Layout element annotations:
· · · · · · ·
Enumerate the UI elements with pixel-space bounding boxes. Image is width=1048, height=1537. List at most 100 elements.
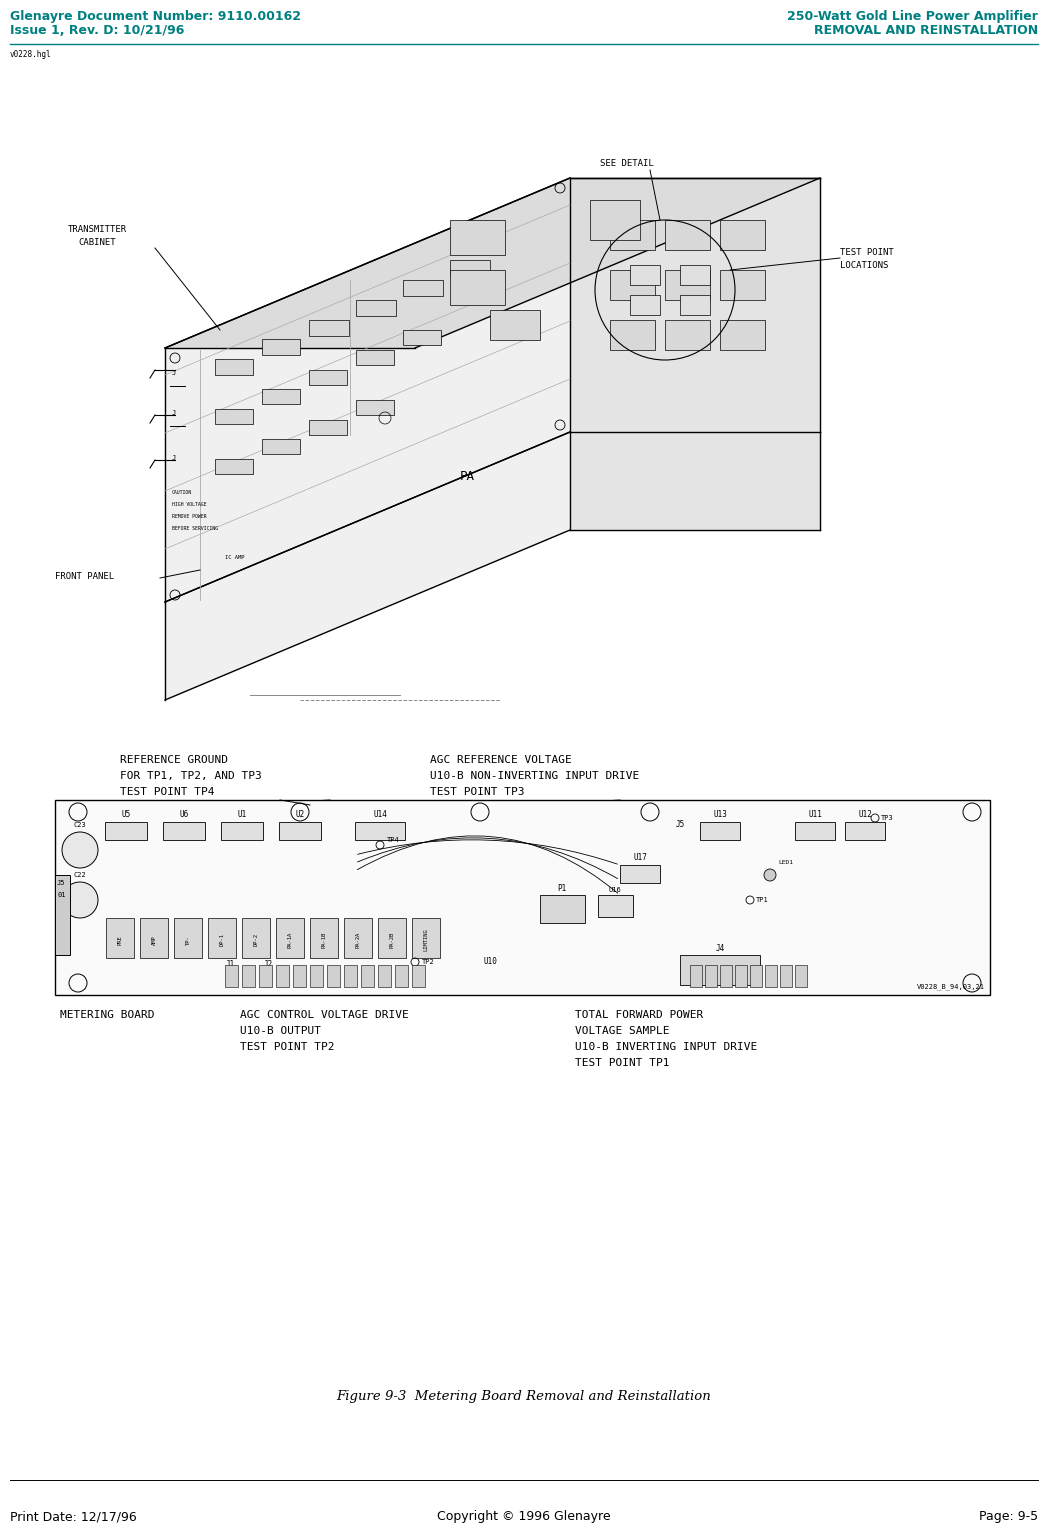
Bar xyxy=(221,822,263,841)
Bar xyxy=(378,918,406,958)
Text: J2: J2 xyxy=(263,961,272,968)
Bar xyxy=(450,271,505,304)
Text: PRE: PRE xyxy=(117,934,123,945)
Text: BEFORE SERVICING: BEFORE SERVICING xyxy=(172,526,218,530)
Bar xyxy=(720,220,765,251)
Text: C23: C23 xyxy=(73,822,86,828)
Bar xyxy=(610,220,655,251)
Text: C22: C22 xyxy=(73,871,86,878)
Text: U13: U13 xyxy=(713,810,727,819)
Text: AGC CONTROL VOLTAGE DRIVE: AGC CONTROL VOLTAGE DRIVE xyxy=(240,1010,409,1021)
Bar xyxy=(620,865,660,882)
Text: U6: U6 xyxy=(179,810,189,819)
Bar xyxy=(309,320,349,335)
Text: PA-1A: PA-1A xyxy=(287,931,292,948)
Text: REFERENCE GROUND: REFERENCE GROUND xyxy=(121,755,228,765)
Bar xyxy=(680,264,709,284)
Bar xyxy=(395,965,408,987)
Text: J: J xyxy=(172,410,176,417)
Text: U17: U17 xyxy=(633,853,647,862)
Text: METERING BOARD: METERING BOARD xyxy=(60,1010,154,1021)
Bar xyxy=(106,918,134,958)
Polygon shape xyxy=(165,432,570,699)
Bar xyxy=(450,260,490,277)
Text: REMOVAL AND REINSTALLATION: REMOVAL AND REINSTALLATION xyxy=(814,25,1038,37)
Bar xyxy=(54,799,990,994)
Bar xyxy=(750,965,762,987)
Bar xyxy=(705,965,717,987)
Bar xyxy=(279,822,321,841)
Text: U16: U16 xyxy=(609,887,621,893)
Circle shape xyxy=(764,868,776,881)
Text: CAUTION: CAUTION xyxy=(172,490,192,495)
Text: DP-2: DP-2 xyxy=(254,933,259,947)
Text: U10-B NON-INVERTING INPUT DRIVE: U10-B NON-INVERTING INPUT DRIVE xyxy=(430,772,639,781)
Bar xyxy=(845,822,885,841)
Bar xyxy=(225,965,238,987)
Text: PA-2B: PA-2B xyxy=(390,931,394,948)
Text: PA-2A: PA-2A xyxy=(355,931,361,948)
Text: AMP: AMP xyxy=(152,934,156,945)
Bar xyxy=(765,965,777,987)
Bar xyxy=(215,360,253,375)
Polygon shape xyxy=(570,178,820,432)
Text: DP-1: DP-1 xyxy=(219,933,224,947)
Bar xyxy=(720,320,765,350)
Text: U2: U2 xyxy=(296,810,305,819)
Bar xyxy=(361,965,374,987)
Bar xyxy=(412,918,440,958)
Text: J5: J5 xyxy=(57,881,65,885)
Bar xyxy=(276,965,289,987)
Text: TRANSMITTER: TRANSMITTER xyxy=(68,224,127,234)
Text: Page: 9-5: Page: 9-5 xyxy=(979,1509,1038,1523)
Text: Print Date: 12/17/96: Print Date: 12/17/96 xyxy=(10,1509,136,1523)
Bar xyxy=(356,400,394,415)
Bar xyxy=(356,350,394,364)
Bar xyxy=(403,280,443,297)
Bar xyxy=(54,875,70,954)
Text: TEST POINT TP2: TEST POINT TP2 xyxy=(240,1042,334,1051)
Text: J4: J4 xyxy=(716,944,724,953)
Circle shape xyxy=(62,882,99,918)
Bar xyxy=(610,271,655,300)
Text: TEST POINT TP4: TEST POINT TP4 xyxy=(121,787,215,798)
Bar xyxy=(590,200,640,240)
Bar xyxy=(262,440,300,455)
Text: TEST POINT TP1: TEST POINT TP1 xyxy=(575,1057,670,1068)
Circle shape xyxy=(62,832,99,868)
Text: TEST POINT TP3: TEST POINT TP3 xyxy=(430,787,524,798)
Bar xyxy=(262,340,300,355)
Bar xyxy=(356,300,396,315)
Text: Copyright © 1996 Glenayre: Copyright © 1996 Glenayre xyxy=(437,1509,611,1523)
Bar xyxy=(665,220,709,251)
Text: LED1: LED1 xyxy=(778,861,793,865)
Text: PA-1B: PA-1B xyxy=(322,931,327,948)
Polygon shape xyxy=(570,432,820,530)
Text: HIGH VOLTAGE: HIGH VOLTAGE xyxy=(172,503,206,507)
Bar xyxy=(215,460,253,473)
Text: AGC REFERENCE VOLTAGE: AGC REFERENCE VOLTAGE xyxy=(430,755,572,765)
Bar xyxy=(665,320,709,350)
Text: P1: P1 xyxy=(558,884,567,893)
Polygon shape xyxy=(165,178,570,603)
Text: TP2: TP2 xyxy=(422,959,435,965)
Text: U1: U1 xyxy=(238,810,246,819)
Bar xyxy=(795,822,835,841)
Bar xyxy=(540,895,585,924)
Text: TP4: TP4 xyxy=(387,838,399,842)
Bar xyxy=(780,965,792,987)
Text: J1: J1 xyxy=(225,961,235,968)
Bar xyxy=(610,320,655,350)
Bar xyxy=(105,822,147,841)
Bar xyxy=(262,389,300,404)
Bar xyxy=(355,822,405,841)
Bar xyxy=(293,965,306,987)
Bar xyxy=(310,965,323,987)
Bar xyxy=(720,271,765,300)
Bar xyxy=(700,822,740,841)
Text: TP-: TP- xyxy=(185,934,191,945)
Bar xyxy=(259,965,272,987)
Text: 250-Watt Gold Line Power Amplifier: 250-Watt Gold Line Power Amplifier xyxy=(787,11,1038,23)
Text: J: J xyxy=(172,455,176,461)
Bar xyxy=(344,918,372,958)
· · · · · · ·
- AIM OF THE EXERCISE -
Show every line of the records above that contains the string "DRIVE", matching case exactly.

- RESULT OF THIS EXERCISE -
Text: AGC CONTROL VOLTAGE DRIVE: AGC CONTROL VOLTAGE DRIVE xyxy=(240,1010,409,1021)
Text: U10-B NON-INVERTING INPUT DRIVE: U10-B NON-INVERTING INPUT DRIVE xyxy=(430,772,639,781)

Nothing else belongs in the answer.